REQUIREMENTS
Quote every entry word for word.

DATA SHOWN
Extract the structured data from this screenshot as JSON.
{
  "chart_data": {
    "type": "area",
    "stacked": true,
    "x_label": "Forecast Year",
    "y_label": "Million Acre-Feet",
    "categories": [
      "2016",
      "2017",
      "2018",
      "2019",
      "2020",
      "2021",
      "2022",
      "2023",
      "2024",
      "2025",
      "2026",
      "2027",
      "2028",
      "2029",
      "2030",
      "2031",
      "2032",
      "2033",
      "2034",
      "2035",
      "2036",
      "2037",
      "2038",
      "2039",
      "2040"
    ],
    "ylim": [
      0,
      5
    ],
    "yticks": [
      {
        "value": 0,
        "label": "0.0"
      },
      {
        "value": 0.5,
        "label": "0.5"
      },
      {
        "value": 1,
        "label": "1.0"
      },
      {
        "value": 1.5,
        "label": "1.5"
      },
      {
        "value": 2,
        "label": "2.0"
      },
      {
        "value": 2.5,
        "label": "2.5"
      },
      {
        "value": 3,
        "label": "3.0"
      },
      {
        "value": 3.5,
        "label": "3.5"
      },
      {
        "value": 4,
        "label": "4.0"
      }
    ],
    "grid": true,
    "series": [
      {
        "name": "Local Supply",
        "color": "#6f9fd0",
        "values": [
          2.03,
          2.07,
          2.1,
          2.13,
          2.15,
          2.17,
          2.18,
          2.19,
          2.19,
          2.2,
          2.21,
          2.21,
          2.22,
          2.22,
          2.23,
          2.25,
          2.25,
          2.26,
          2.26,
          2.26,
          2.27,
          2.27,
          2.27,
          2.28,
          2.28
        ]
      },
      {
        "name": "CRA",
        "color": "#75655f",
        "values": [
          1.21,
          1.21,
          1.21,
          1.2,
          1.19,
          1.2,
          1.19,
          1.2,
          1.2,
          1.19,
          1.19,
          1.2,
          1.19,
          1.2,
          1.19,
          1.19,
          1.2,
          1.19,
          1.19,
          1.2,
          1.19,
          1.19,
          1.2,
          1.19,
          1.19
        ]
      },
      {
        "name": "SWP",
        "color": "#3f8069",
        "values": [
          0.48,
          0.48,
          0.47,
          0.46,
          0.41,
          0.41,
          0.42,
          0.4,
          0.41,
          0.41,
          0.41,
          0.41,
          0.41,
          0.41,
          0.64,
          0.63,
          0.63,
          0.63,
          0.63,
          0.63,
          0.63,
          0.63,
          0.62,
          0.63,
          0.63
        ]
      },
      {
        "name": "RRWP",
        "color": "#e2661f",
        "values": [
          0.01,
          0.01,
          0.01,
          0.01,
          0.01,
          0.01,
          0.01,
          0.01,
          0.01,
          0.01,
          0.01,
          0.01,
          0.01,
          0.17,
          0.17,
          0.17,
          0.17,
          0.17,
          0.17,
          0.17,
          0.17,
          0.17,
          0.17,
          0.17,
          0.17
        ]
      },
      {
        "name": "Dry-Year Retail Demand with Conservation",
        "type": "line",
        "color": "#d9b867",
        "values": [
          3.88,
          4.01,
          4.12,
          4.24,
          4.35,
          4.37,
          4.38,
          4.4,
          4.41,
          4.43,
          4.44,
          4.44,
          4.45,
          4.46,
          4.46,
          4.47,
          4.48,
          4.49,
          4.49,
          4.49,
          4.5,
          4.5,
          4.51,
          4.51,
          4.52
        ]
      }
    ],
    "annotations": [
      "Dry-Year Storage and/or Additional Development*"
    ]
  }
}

WRITTEN SOLUTION
Extract the structured data from this screenshot as JSON.
{
  "chart_data": {
    "type": "area",
    "stacked": true,
    "x_label": "Forecast Year",
    "y_label": "Million Acre-Feet",
    "categories": [
      "2016",
      "2017",
      "2018",
      "2019",
      "2020",
      "2021",
      "2022",
      "2023",
      "2024",
      "2025",
      "2026",
      "2027",
      "2028",
      "2029",
      "2030",
      "2031",
      "2032",
      "2033",
      "2034",
      "2035",
      "2036",
      "2037",
      "2038",
      "2039",
      "2040"
    ],
    "ylim": [
      0,
      5
    ],
    "yticks": [
      {
        "value": 0,
        "label": "0.0"
      },
      {
        "value": 0.5,
        "label": "0.5"
      },
      {
        "value": 1,
        "label": "1.0"
      },
      {
        "value": 1.5,
        "label": "1.5"
      },
      {
        "value": 2,
        "label": "2.0"
      },
      {
        "value": 2.5,
        "label": "2.5"
      },
      {
        "value": 3,
        "label": "3.0"
      },
      {
        "value": 3.5,
        "label": "3.5"
      },
      {
        "value": 4,
        "label": "4.0"
      }
    ],
    "grid": true,
    "series": [
      {
        "name": "Local Supply",
        "color": "#6f9fd0",
        "values": [
          2.03,
          2.07,
          2.1,
          2.13,
          2.15,
          2.17,
          2.18,
          2.19,
          2.19,
          2.2,
          2.21,
          2.21,
          2.22,
          2.22,
          2.23,
          2.25,
          2.25,
          2.26,
          2.26,
          2.26,
          2.27,
          2.27,
          2.27,
          2.28,
          2.28
        ]
      },
      {
        "name": "CRA",
        "color": "#75655f",
        "values": [
          1.21,
          1.21,
          1.21,
          1.2,
          1.19,
          1.2,
          1.19,
          1.2,
          1.2,
          1.19,
          1.19,
          1.2,
          1.19,
          1.2,
          1.19,
          1.19,
          1.2,
          1.19,
          1.19,
          1.2,
          1.19,
          1.19,
          1.2,
          1.19,
          1.19
        ]
      },
      {
        "name": "SWP",
        "color": "#3f8069",
        "values": [
          0.48,
          0.48,
          0.47,
          0.46,
          0.41,
          0.41,
          0.42,
          0.4,
          0.41,
          0.41,
          0.41,
          0.41,
          0.41,
          0.41,
          0.64,
          0.63,
          0.63,
          0.63,
          0.63,
          0.63,
          0.63,
          0.63,
          0.62,
          0.63,
          0.63
        ]
      },
      {
        "name": "RRWP",
        "color": "#e2661f",
        "values": [
          0.01,
          0.01,
          0.01,
          0.01,
          0.01,
          0.01,
          0.01,
          0.01,
          0.01,
          0.01,
          0.01,
          0.01,
          0.01,
          0.17,
          0.17,
          0.17,
          0.17,
          0.17,
          0.17,
          0.17,
          0.17,
          0.17,
          0.17,
          0.17,
          0.17
        ]
      },
      {
        "name": "Dry-Year Retail Demand with Conservation",
        "type": "line",
        "color": "#d9b867",
        "values": [
          3.88,
          4.01,
          4.12,
          4.24,
          4.35,
          4.37,
          4.38,
          4.4,
          4.41,
          4.43,
          4.44,
          4.44,
          4.45,
          4.46,
          4.46,
          4.47,
          4.48,
          4.49,
          4.49,
          4.49,
          4.5,
          4.5,
          4.51,
          4.51,
          4.52
        ]
      }
    ],
    "annotations": [
      "Dry-Year Storage and/or Additional Development*"
    ]
  }
}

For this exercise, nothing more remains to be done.